[TASK DETAILS]: Convert the entries below into a JSON list of strings, one string for each line. Leave out any blank lines.

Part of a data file
Start

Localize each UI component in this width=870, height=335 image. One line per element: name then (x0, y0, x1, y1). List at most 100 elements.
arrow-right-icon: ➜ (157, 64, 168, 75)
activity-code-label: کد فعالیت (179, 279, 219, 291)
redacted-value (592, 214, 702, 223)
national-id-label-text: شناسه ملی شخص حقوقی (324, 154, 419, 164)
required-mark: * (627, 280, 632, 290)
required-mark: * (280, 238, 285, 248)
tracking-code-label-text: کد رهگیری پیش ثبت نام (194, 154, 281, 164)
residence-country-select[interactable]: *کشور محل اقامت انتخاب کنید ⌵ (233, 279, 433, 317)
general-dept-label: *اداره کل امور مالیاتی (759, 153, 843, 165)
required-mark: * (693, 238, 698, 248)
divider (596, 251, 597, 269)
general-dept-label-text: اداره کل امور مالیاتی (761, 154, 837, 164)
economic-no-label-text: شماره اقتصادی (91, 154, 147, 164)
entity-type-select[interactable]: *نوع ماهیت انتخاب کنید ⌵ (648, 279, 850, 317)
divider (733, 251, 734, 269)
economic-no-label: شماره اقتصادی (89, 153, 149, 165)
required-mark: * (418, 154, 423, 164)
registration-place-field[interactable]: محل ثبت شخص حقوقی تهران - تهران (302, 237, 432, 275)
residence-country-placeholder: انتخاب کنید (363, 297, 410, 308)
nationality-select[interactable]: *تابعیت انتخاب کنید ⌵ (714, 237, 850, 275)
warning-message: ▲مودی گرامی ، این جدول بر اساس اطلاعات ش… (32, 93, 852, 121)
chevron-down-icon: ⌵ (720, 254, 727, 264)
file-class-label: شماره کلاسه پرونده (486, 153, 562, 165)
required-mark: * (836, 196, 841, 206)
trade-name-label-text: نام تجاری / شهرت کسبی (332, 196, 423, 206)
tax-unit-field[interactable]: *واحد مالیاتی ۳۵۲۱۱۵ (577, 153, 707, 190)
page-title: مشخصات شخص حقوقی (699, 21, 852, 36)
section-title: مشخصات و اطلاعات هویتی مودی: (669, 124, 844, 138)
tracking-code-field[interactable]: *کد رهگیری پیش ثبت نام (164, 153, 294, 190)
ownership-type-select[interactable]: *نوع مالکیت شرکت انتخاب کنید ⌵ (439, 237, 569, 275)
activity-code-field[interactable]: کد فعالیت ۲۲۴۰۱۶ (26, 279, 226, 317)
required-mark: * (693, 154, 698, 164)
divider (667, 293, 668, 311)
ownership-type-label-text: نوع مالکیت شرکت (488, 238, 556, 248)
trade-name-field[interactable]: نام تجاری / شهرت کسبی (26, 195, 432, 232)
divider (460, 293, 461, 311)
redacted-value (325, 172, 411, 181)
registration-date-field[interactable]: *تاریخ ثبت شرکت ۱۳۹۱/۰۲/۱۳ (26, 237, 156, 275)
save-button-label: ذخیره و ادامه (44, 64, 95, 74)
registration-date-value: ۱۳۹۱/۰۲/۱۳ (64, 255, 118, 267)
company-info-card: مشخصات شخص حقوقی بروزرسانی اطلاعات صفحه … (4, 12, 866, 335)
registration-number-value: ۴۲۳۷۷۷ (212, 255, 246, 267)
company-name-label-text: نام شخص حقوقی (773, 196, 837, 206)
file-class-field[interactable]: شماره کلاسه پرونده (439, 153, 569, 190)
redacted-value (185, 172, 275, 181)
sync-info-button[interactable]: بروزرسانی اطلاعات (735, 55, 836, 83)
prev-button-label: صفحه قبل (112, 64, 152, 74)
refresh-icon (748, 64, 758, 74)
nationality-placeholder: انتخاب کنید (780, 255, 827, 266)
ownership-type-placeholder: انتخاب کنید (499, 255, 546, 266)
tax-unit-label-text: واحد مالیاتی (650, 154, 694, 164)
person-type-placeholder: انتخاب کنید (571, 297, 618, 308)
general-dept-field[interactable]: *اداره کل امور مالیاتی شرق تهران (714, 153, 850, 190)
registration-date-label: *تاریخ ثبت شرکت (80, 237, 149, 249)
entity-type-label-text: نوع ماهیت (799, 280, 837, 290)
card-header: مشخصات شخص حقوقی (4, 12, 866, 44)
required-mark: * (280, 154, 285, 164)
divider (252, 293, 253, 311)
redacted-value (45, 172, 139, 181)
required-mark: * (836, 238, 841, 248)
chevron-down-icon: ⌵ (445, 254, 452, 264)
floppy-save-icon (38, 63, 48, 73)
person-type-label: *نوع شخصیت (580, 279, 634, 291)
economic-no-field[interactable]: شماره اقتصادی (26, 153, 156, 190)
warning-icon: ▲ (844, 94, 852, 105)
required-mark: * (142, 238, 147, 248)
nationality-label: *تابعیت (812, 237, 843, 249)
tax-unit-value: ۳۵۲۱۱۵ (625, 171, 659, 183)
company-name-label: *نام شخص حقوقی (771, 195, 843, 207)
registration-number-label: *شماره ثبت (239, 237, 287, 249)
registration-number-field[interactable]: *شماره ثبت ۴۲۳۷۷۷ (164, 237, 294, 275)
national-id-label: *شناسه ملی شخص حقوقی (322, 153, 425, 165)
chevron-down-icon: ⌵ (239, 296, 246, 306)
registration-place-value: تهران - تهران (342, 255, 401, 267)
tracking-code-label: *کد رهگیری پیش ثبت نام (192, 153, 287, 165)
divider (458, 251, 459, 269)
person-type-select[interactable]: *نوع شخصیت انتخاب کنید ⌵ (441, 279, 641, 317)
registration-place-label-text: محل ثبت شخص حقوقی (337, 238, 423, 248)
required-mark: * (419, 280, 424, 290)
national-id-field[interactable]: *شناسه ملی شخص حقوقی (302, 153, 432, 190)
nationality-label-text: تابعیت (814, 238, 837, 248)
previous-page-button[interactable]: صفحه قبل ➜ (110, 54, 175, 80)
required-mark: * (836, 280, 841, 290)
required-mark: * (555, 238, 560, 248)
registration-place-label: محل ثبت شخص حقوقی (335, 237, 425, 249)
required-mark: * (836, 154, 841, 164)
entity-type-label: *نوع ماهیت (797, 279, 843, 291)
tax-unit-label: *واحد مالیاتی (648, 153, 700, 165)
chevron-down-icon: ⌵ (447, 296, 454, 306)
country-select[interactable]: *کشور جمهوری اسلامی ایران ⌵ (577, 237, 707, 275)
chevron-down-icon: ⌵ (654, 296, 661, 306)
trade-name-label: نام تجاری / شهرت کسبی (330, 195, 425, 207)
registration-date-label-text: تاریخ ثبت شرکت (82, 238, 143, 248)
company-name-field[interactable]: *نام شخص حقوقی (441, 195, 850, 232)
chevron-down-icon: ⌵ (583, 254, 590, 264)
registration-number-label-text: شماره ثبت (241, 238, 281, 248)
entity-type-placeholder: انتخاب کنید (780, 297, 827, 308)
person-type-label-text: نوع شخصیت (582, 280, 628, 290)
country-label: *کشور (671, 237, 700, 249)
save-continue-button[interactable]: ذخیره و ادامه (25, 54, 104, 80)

End

[TASK RESPONSE]:
[
  "Localize each UI component in this width=870, height=335 image. One line per element: name then (x0, y0, x1, y1). List at most 100 elements.",
  "arrow-right-icon: ➜ (157, 64, 168, 75)",
  "activity-code-label: کد فعالیت (179, 279, 219, 291)",
  "redacted-value (592, 214, 702, 223)",
  "national-id-label-text: شناسه ملی شخص حقوقی (324, 154, 419, 164)",
  "required-mark: * (627, 280, 632, 290)",
  "required-mark: * (280, 238, 285, 248)",
  "tracking-code-label-text: کد رهگیری پیش ثبت نام (194, 154, 281, 164)",
  "residence-country-select[interactable]: *کشور محل اقامت انتخاب کنید ⌵ (233, 279, 433, 317)",
  "general-dept-label: *اداره کل امور مالیاتی (759, 153, 843, 165)",
  "required-mark: * (693, 238, 698, 248)",
  "divider (596, 251, 597, 269)",
  "general-dept-label-text: اداره کل امور مالیاتی (761, 154, 837, 164)",
  "economic-no-label-text: شماره اقتصادی (91, 154, 147, 164)",
  "entity-type-select[interactable]: *نوع ماهیت انتخاب کنید ⌵ (648, 279, 850, 317)",
  "divider (733, 251, 734, 269)",
  "economic-no-label: شماره اقتصادی (89, 153, 149, 165)",
  "required-mark: * (418, 154, 423, 164)",
  "registration-place-field[interactable]: محل ثبت شخص حقوقی تهران - تهران (302, 237, 432, 275)",
  "residence-country-placeholder: انتخاب کنید (363, 297, 410, 308)",
  "nationality-select[interactable]: *تابعیت انتخاب کنید ⌵ (714, 237, 850, 275)",
  "warning-message: ▲مودی گرامی ، این جدول بر اساس اطلاعات ش… (32, 93, 852, 121)",
  "chevron-down-icon: ⌵ (720, 254, 727, 264)",
  "file-class-label: شماره کلاسه پرونده (486, 153, 562, 165)",
  "required-mark: * (836, 196, 841, 206)",
  "trade-name-label-text: نام تجاری / شهرت کسبی (332, 196, 423, 206)",
  "tax-unit-field[interactable]: *واحد مالیاتی ۳۵۲۱۱۵ (577, 153, 707, 190)",
  "page-title: مشخصات شخص حقوقی (699, 21, 852, 36)",
  "section-title: مشخصات و اطلاعات هویتی مودی: (669, 124, 844, 138)",
  "tracking-code-field[interactable]: *کد رهگیری پیش ثبت نام (164, 153, 294, 190)",
  "ownership-type-select[interactable]: *نوع مالکیت شرکت انتخاب کنید ⌵ (439, 237, 569, 275)",
  "activity-code-field[interactable]: کد فعالیت ۲۲۴۰۱۶ (26, 279, 226, 317)",
  "required-mark: * (693, 154, 698, 164)",
  "divider (667, 293, 668, 311)",
  "ownership-type-label-text: نوع مالکیت شرکت (488, 238, 556, 248)",
  "trade-name-field[interactable]: نام تجاری / شهرت کسبی (26, 195, 432, 232)",
  "divider (460, 293, 461, 311)",
  "redacted-value (325, 172, 411, 181)",
  "registration-date-field[interactable]: *تاریخ ثبت شرکت ۱۳۹۱/۰۲/۱۳ (26, 237, 156, 275)",
  "save-button-label: ذخیره و ادامه (44, 64, 95, 74)",
  "registration-date-value: ۱۳۹۱/۰۲/۱۳ (64, 255, 118, 267)",
  "company-info-card: مشخصات شخص حقوقی بروزرسانی اطلاعات صفحه … (4, 12, 866, 335)",
  "registration-number-value: ۴۲۳۷۷۷ (212, 255, 246, 267)",
  "company-name-label-text: نام شخص حقوقی (773, 196, 837, 206)",
  "file-class-field[interactable]: شماره کلاسه پرونده (439, 153, 569, 190)",
  "redacted-value (185, 172, 275, 181)",
  "sync-info-button[interactable]: بروزرسانی اطلاعات (735, 55, 836, 83)",
  "prev-button-label: صفحه قبل (112, 64, 152, 74)",
  "refresh-icon (748, 64, 758, 74)",
  "nationality-placeholder: انتخاب کنید (780, 255, 827, 266)",
  "ownership-type-placeholder: انتخاب کنید (499, 255, 546, 266)",
  "tax-unit-label-text: واحد مالیاتی (650, 154, 694, 164)",
  "person-type-placeholder: انتخاب کنید (571, 297, 618, 308)",
  "general-dept-field[interactable]: *اداره کل امور مالیاتی شرق تهران (714, 153, 850, 190)",
  "registration-date-label: *تاریخ ثبت شرکت (80, 237, 149, 249)",
  "entity-type-label-text: نوع ماهیت (799, 280, 837, 290)",
  "card-header: مشخصات شخص حقوقی (4, 12, 866, 44)",
  "required-mark: * (280, 154, 285, 164)",
  "divider (252, 293, 253, 311)",
  "redacted-value (45, 172, 139, 181)",
  "required-mark: * (836, 238, 841, 248)",
  "chevron-down-icon: ⌵ (445, 254, 452, 264)",
  "floppy-save-icon (38, 63, 48, 73)",
  "person-type-label: *نوع شخصیت (580, 279, 634, 291)",
  "economic-no-field[interactable]: شماره اقتصادی (26, 153, 156, 190)",
  "warning-icon: ▲ (844, 94, 852, 105)",
  "required-mark: * (142, 238, 147, 248)",
  "nationality-label: *تابعیت (812, 237, 843, 249)",
  "tax-unit-value: ۳۵۲۱۱۵ (625, 171, 659, 183)",
  "company-name-label: *نام شخص حقوقی (771, 195, 843, 207)",
  "registration-number-label: *شماره ثبت (239, 237, 287, 249)",
  "registration-number-field[interactable]: *شماره ثبت ۴۲۳۷۷۷ (164, 237, 294, 275)",
  "national-id-label: *شناسه ملی شخص حقوقی (322, 153, 425, 165)",
  "chevron-down-icon: ⌵ (239, 296, 246, 306)",
  "registration-place-value: تهران - تهران (342, 255, 401, 267)",
  "tracking-code-label: *کد رهگیری پیش ثبت نام (192, 153, 287, 165)",
  "divider (458, 251, 459, 269)",
  "person-type-select[interactable]: *نوع شخصیت انتخاب کنید ⌵ (441, 279, 641, 317)",
  "registration-place-label-text: محل ثبت شخص حقوقی (337, 238, 423, 248)",
  "required-mark: * (419, 280, 424, 290)",
  "national-id-field[interactable]: *شناسه ملی شخص حقوقی (302, 153, 432, 190)",
  "nationality-label-text: تابعیت (814, 238, 837, 248)",
  "previous-page-button[interactable]: صفحه قبل ➜ (110, 54, 175, 80)",
  "required-mark: * (836, 280, 841, 290)",
  "required-mark: * (555, 238, 560, 248)",
  "registration-place-label: محل ثبت شخص حقوقی (335, 237, 425, 249)",
  "required-mark: * (836, 154, 841, 164)",
  "entity-type-label: *نوع ماهیت (797, 279, 843, 291)",
  "tax-unit-label: *واحد مالیاتی (648, 153, 700, 165)",
  "chevron-down-icon: ⌵ (447, 296, 454, 306)",
  "country-select[interactable]: *کشور جمهوری اسلامی ایران ⌵ (577, 237, 707, 275)",
  "chevron-down-icon: ⌵ (654, 296, 661, 306)",
  "trade-name-label: نام تجاری / شهرت کسبی (330, 195, 425, 207)",
  "registration-date-label-text: تاریخ ثبت شرکت (82, 238, 143, 248)",
  "company-name-field[interactable]: *نام شخص حقوقی (441, 195, 850, 232)",
  "chevron-down-icon: ⌵ (583, 254, 590, 264)",
  "registration-number-label-text: شماره ثبت (241, 238, 281, 248)",
  "entity-type-placeholder: انتخاب کنید (780, 297, 827, 308)",
  "person-type-label-text: نوع شخصیت (582, 280, 628, 290)",
  "country-label: *کشور (671, 237, 700, 249)",
  "save-continue-button[interactable]: ذخیره و ادامه (25, 54, 104, 80)"
]